* **TASK STATEMENT**
Leave the pictures out and reproduce, exactly, the lines from the one with "Read out every word on this page." through the end of the entries below.

════════════════

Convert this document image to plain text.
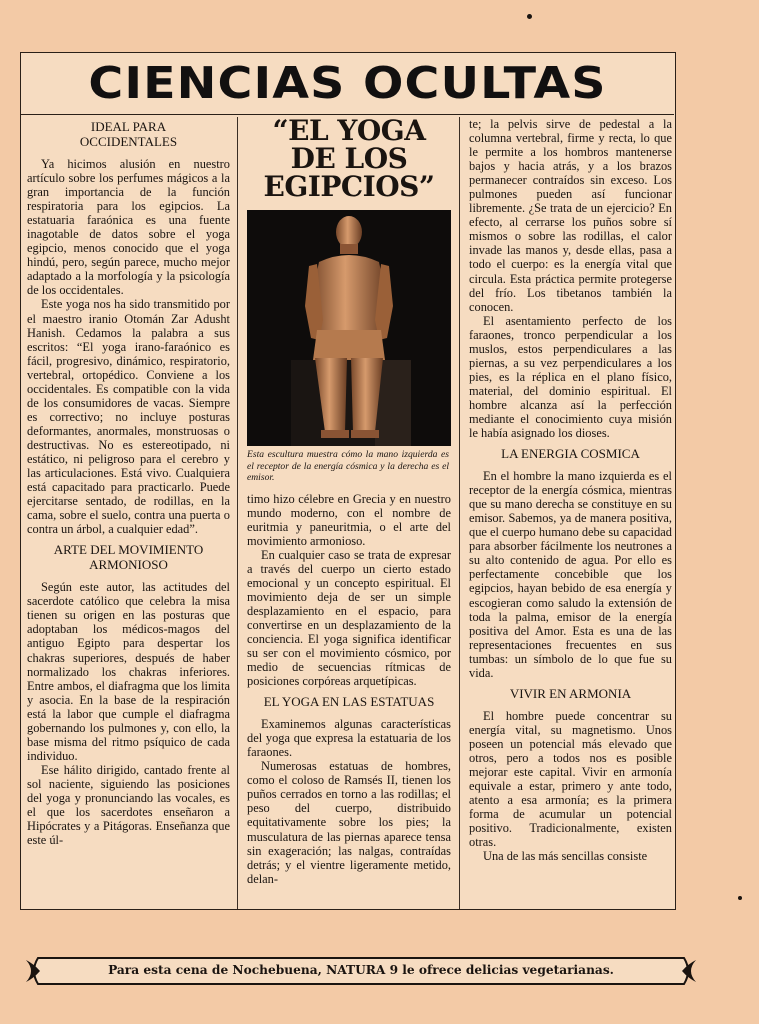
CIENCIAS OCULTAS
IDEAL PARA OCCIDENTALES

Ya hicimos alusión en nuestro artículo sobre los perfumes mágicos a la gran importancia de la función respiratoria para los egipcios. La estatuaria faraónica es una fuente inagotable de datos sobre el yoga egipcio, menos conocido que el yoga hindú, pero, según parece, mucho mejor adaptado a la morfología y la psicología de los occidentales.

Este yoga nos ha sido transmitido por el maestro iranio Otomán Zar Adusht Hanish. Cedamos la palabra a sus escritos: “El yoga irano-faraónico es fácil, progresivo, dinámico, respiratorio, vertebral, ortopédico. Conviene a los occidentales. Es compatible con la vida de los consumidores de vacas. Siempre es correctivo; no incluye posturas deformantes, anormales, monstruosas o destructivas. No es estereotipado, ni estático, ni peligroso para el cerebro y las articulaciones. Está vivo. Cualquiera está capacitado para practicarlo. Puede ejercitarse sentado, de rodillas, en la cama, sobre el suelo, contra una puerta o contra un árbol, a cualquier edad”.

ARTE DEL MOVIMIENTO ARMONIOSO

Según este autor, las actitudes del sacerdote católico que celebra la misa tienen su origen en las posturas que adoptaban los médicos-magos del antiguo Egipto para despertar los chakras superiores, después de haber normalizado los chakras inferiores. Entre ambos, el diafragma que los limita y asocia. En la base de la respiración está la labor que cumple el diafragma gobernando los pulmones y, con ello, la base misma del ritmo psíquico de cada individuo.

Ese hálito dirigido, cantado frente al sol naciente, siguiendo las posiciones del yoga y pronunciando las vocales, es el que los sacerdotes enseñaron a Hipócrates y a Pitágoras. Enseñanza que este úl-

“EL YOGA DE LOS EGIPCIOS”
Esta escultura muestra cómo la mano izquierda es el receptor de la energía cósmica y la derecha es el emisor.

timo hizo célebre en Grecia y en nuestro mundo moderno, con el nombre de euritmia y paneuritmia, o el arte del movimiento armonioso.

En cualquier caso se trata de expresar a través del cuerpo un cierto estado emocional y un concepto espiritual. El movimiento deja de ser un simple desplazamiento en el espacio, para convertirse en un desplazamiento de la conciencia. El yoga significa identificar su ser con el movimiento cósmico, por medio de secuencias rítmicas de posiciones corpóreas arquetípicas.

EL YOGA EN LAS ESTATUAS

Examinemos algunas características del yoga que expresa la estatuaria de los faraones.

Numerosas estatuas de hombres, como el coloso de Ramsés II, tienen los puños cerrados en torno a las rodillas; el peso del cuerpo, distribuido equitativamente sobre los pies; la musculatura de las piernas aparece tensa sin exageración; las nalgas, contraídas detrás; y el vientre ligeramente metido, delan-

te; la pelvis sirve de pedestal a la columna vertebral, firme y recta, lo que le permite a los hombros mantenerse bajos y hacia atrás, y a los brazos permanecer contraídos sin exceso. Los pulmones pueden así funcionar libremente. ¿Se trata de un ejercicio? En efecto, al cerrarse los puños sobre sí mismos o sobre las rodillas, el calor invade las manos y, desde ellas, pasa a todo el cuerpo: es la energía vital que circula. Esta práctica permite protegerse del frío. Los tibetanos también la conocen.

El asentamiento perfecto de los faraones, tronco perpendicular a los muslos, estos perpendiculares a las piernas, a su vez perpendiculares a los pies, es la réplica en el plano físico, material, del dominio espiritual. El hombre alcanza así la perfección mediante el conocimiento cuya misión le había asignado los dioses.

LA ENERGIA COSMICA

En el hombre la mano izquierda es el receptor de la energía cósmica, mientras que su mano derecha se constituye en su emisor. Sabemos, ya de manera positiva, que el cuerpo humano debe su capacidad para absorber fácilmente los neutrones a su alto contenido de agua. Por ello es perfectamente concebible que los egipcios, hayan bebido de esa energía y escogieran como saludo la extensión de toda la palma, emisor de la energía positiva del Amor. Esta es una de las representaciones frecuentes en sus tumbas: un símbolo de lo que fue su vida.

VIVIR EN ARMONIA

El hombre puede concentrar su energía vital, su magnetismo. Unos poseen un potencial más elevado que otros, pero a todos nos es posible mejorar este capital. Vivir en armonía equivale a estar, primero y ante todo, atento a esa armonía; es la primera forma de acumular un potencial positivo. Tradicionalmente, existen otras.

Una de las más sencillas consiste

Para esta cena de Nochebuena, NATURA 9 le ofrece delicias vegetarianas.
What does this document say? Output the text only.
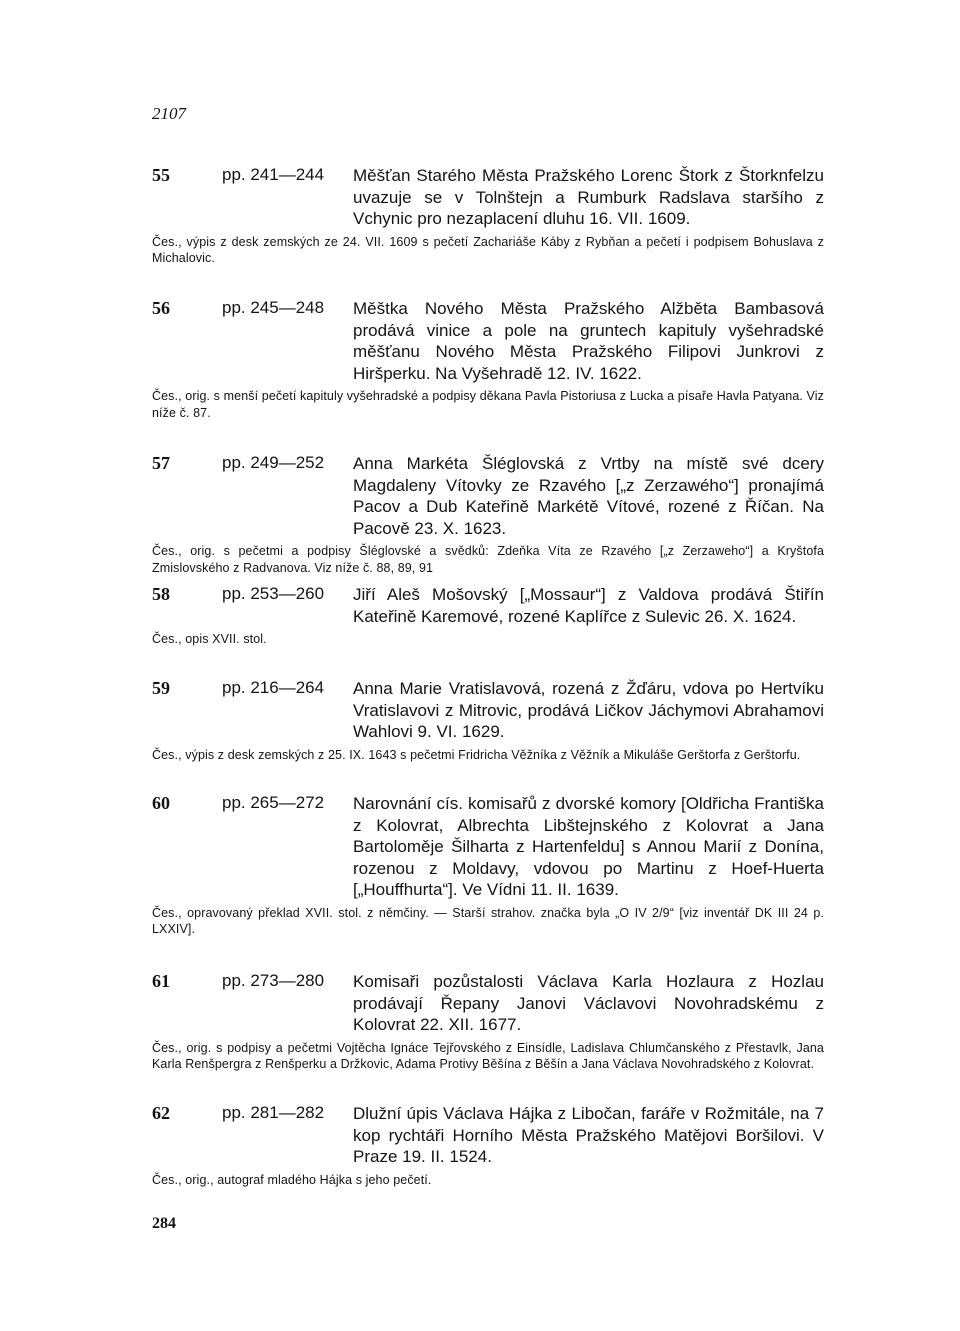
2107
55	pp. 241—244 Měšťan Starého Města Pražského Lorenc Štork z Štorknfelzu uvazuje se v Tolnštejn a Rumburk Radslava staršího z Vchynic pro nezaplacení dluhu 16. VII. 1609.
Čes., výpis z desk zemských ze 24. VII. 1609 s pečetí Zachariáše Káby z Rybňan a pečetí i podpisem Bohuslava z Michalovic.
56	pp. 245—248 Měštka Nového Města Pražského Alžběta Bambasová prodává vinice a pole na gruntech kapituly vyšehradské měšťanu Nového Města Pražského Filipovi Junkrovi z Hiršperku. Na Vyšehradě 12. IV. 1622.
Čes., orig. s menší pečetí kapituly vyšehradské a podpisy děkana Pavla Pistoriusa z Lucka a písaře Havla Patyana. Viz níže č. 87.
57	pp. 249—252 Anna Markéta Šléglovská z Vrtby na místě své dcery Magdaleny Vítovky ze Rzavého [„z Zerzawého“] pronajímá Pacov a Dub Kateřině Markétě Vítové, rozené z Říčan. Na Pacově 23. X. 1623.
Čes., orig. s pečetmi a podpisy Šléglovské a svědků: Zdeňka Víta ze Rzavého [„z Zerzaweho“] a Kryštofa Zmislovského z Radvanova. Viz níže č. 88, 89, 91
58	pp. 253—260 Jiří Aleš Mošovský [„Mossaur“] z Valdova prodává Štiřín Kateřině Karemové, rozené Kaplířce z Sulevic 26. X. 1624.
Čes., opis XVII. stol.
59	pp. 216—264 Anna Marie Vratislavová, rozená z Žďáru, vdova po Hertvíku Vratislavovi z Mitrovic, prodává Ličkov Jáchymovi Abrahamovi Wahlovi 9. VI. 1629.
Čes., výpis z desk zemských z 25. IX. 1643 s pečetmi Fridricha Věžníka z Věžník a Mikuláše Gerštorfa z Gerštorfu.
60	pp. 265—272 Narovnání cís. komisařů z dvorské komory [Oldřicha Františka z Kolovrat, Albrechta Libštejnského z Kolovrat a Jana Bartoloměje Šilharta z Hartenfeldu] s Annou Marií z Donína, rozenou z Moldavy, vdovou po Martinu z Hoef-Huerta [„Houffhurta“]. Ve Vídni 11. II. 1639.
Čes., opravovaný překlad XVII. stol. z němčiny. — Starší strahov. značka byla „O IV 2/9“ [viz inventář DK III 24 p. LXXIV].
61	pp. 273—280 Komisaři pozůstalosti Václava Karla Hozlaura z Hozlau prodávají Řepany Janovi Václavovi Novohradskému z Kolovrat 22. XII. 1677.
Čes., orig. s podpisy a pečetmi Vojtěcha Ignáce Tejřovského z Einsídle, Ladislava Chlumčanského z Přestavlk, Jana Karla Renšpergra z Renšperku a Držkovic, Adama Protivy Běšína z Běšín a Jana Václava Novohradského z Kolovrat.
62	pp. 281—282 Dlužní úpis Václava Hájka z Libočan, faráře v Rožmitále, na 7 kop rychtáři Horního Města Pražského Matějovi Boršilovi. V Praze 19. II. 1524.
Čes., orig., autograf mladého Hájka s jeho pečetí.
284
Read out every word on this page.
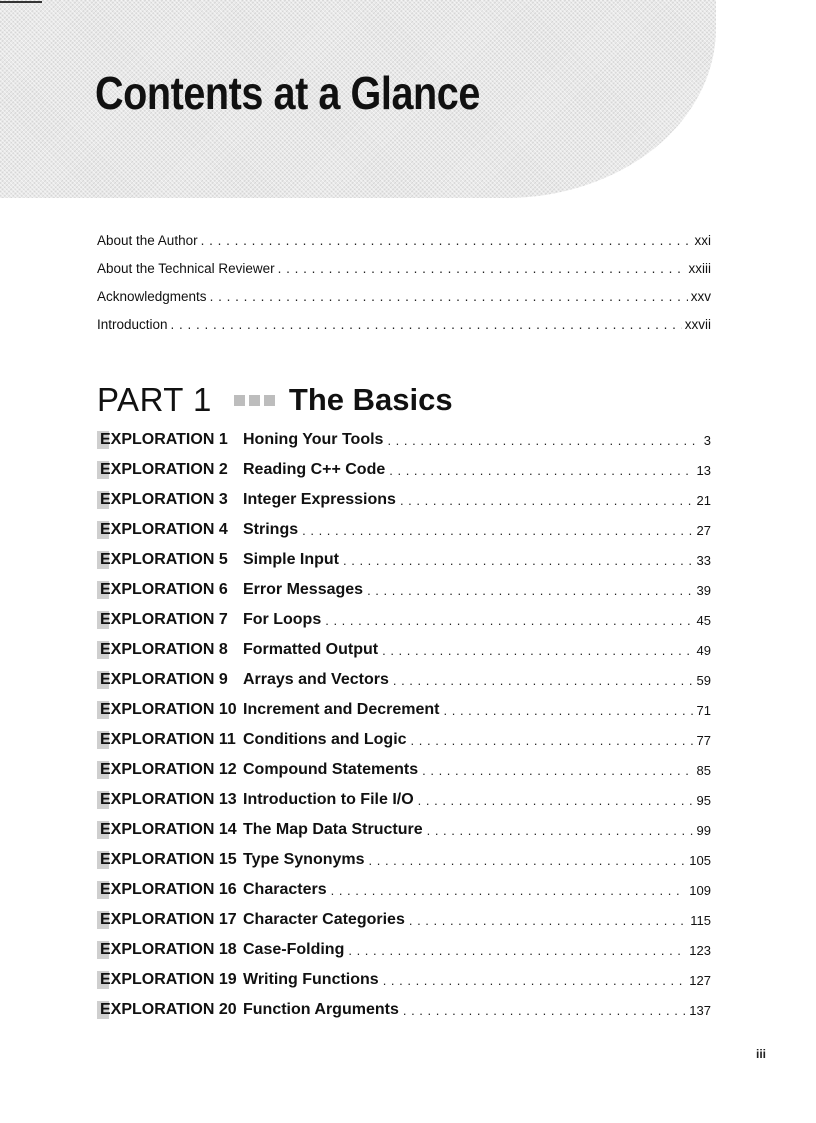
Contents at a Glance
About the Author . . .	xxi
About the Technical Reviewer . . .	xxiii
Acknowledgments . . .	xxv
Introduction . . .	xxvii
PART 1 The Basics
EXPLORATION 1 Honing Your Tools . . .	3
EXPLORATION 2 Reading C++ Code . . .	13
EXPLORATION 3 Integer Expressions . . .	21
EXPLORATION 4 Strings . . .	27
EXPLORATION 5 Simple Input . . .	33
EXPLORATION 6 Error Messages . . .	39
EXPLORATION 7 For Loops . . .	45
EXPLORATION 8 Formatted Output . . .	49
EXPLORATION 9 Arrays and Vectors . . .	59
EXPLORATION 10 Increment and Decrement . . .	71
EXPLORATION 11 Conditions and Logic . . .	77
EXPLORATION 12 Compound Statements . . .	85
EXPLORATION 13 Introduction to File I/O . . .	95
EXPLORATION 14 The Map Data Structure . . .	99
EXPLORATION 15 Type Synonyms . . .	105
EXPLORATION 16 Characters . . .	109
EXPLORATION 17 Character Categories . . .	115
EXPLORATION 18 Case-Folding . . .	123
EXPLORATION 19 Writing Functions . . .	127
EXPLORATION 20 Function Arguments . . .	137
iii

════════════════

* **SOLUTION TO THE EXERCISE**
Read out every word on this page.
Contents at a Glance
About the Author . . .	xxi
About the Technical Reviewer . . .	xxiii
Acknowledgments . . .	xxv
Introduction . . .	xxvii
PART 1 The Basics
EXPLORATION 1 Honing Your Tools . . .	3
EXPLORATION 2 Reading C++ Code . . .	13
EXPLORATION 3 Integer Expressions . . .	21
EXPLORATION 4 Strings . . .	27
EXPLORATION 5 Simple Input . . .	33
EXPLORATION 6 Error Messages . . .	39
EXPLORATION 7 For Loops . . .	45
EXPLORATION 8 Formatted Output . . .	49
EXPLORATION 9 Arrays and Vectors . . .	59
EXPLORATION 10 Increment and Decrement . . .	71
EXPLORATION 11 Conditions and Logic . . .	77
EXPLORATION 12 Compound Statements . . .	85
EXPLORATION 13 Introduction to File I/O . . .	95
EXPLORATION 14 The Map Data Structure . . .	99
EXPLORATION 15 Type Synonyms . . .	105
EXPLORATION 16 Characters . . .	109
EXPLORATION 17 Character Categories . . .	115
EXPLORATION 18 Case-Folding . . .	123
EXPLORATION 19 Writing Functions . . .	127
EXPLORATION 20 Function Arguments . . .	137
iii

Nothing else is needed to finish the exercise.